## Questions on the material
**A)** In the commentary on Joe Hockey and Holden, how large is the yearly taxpayer subsidy to the private health insurance industry?
**B)** Recast the paragraph beginning "My first exhibit is" from the commentary on Joe Hockey and Holden as a short bulleted list that keeps its main facts.
**C)** Write the next part of the commentary on Joe Hockey and Holden, picking up after its final sentence.

Taunting Holden to leave. John Menadue

Dec 12, 2013

It has been quite remarkable to see Joe Hockey daring and taunting Holden to close. He apparently chose to take advantage of Tony Abbott’s absence in South Africa to show off his “dry” credentials and burnish his leadership aspirations. Having lost the argument over Graincorp, Joe Hockey talked tough on Holden. He dared Holden to either put up or shut up. He then escalated the rhetoric against Holden by shouting in parliament ‘There is a hell of a lot of industries in Australia that would love to get the assistance that the motor vehicle industry is getting’.

In fact there are a lot of industries that do get a level of assistance and protection that far exceeds the $500 million p.a. which Joe Hockey tells us the motor industry receives.

Who are some of these beneficiaries of this corporate welfare?

My first exhibit is the $7 billion p.a. taxpayer subsidy to the private health insurance industry. That corporate welfare alone is about 14 times more p.a. than goes to the motor vehicle industry. PHI has operating costs about three times higher than Medicare. Through gap insurance PHI has facilitated the largest increase in specialist fees in 25 years. PHI weakens Medicare’s ability to control costs. It favours the wealthy. It offers look-alike policies with very little real choice. It churns money rather than making things. Yet companies like BUPA, Medibank Pte and others attract a $7b pa subsidy

Through restricted competition and political lobbying power our chemists impose excessive prices of over $1b per annum.

Records in a dataset:
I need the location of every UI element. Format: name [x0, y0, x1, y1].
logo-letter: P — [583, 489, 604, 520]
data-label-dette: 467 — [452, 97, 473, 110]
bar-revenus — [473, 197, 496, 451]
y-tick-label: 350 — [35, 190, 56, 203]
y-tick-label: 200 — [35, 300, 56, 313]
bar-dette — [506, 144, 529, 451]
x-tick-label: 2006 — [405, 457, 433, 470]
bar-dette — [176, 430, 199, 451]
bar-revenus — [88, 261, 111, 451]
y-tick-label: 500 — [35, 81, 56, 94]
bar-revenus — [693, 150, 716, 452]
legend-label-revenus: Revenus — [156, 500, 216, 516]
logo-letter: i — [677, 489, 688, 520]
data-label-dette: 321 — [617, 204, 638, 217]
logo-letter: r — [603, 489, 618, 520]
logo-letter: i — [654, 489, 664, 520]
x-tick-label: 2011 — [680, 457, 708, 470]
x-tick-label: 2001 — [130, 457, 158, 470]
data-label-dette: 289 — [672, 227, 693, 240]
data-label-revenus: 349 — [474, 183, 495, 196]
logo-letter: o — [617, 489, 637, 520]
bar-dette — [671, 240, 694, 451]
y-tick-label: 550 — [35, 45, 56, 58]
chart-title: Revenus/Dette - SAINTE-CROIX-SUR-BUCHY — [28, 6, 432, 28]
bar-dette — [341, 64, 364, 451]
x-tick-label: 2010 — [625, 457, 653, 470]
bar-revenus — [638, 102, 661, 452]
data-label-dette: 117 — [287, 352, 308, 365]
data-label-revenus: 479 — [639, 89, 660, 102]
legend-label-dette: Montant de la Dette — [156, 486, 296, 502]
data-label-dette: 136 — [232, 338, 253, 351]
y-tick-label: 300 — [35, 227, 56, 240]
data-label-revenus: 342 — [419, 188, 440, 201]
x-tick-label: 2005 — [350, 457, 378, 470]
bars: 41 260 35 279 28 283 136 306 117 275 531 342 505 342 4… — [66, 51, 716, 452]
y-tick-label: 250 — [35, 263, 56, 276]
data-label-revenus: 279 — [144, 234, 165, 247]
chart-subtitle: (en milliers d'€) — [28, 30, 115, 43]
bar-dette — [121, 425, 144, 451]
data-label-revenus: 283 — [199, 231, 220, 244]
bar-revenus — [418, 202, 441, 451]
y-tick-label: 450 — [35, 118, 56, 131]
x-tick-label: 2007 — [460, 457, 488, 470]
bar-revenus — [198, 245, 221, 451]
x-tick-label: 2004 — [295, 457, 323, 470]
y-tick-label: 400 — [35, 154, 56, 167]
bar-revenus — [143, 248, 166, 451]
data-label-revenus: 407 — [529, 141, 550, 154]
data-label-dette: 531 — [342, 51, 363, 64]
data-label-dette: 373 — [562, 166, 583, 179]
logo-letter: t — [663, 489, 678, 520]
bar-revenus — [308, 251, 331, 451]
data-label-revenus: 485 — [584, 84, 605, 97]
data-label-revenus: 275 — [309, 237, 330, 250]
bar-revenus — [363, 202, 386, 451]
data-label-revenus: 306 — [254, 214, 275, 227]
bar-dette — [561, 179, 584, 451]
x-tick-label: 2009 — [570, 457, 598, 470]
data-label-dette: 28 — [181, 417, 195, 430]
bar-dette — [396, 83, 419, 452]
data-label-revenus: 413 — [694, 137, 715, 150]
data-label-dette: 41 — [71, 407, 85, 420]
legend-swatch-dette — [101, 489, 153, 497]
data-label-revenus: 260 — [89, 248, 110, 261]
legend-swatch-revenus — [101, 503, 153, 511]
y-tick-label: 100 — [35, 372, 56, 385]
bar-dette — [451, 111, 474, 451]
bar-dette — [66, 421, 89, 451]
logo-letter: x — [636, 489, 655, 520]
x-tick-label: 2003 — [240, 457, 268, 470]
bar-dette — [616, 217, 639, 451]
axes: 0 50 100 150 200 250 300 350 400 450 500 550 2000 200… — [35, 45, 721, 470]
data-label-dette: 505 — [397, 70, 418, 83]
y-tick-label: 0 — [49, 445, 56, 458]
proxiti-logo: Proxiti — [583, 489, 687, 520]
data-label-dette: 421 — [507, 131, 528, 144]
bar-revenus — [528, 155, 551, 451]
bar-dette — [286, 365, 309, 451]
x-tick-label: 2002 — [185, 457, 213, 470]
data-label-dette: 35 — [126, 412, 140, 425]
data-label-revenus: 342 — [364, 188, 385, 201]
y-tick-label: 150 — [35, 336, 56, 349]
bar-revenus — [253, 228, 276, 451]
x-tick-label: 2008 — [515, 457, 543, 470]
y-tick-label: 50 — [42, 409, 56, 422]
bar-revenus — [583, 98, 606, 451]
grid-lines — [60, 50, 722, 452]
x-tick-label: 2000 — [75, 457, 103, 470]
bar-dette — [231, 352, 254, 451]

## Your responses
**A)** About $7 billion per year.

**B)**
- Private health insurance receives a $7 billion yearly taxpayer subsidy, about 14 times what the motor vehicle industry gets.
- Its operating costs are about three times higher than Medicare's.
- Gap insurance has helped produce the largest rise in specialist fees in 25 years.
- It weakens Medicare's ability to control costs.
- It favors the wealthy.
- Its look-alike policies offer very little real choice.
- It churns money rather than making things.
- Companies such as BUPA and Medibank Pte still attract the subsidy.

**C)**
Taxpayer provide a $30 billion p.a. subsidy to the superannuation sector.

And there is a lot more in such areas as subsidies to fund negative gearing and capital gains discounts.  (See my blog of November 29).

By contrast the motor vehicle industry does provide substantial benefits to the Australian economy and community. It is at the core of our manufacturing industry.

The motor vehicle industry is far more important to our future than the industries that receive the enormous subsidies that I mentioned. We have got the issue seriously out of proportion.

Why is it that our corporate economists have an ideological set against the manufacturing sector but ignore the enormous corporate welfare that goes to the rent seekers in our services sector?